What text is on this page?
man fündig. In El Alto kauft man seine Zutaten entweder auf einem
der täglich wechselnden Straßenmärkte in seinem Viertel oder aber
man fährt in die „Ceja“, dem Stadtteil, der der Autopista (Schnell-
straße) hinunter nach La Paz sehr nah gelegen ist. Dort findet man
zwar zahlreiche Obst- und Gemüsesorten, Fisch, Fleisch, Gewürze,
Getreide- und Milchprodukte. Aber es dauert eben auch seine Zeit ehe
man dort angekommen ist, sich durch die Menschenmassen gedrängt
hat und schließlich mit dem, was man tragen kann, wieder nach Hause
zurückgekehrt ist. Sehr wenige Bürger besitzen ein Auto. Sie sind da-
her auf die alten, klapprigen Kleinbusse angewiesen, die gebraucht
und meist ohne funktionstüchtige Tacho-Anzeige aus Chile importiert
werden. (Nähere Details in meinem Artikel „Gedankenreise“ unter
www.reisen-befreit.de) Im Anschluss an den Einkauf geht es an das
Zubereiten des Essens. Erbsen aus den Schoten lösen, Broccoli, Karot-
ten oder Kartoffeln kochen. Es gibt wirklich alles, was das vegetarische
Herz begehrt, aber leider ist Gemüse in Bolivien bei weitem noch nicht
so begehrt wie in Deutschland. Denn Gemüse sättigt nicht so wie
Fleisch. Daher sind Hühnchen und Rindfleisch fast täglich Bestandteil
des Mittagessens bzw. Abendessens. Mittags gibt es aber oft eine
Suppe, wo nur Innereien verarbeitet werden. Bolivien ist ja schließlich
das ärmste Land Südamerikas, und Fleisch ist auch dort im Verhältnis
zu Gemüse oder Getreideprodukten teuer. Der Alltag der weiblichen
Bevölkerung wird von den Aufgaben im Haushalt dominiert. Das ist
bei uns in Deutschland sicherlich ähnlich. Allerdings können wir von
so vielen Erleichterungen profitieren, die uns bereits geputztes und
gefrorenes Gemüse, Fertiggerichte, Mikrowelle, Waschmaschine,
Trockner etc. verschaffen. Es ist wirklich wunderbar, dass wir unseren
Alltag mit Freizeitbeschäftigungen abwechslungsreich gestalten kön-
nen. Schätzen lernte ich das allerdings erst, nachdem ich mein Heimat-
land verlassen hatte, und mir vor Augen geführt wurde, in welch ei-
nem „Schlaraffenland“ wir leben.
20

TASK INSTRUCTIONS: Write all of the records out again exactly.

FULL SOLUTION:
What text is on this page?
man fündig. In El Alto kauft man seine Zutaten entweder auf einem
der täglich wechselnden Straßenmärkte in seinem Viertel oder aber
man fährt in die „Ceja“, dem Stadtteil, der der Autopista (Schnell-
straße) hinunter nach La Paz sehr nah gelegen ist. Dort findet man
zwar zahlreiche Obst- und Gemüsesorten, Fisch, Fleisch, Gewürze,
Getreide- und Milchprodukte. Aber es dauert eben auch seine Zeit ehe
man dort angekommen ist, sich durch die Menschenmassen gedrängt
hat und schließlich mit dem, was man tragen kann, wieder nach Hause
zurückgekehrt ist. Sehr wenige Bürger besitzen ein Auto. Sie sind da-
her auf die alten, klapprigen Kleinbusse angewiesen, die gebraucht
und meist ohne funktionstüchtige Tacho-Anzeige aus Chile importiert
werden. (Nähere Details in meinem Artikel „Gedankenreise“ unter
www.reisen-befreit.de) Im Anschluss an den Einkauf geht es an das
Zubereiten des Essens. Erbsen aus den Schoten lösen, Broccoli, Karot-
ten oder Kartoffeln kochen. Es gibt wirklich alles, was das vegetarische
Herz begehrt, aber leider ist Gemüse in Bolivien bei weitem noch nicht
so begehrt wie in Deutschland. Denn Gemüse sättigt nicht so wie
Fleisch. Daher sind Hühnchen und Rindfleisch fast täglich Bestandteil
des Mittagessens bzw. Abendessens. Mittags gibt es aber oft eine
Suppe, wo nur Innereien verarbeitet werden. Bolivien ist ja schließlich
das ärmste Land Südamerikas, und Fleisch ist auch dort im Verhältnis
zu Gemüse oder Getreideprodukten teuer. Der Alltag der weiblichen
Bevölkerung wird von den Aufgaben im Haushalt dominiert. Das ist
bei uns in Deutschland sicherlich ähnlich. Allerdings können wir von
so vielen Erleichterungen profitieren, die uns bereits geputztes und
gefrorenes Gemüse, Fertiggerichte, Mikrowelle, Waschmaschine,
Trockner etc. verschaffen. Es ist wirklich wunderbar, dass wir unseren
Alltag mit Freizeitbeschäftigungen abwechslungsreich gestalten kön-
nen. Schätzen lernte ich das allerdings erst, nachdem ich mein Heimat-
land verlassen hatte, und mir vor Augen geführt wurde, in welch ei-
nem „Schlaraffenland“ wir leben.
20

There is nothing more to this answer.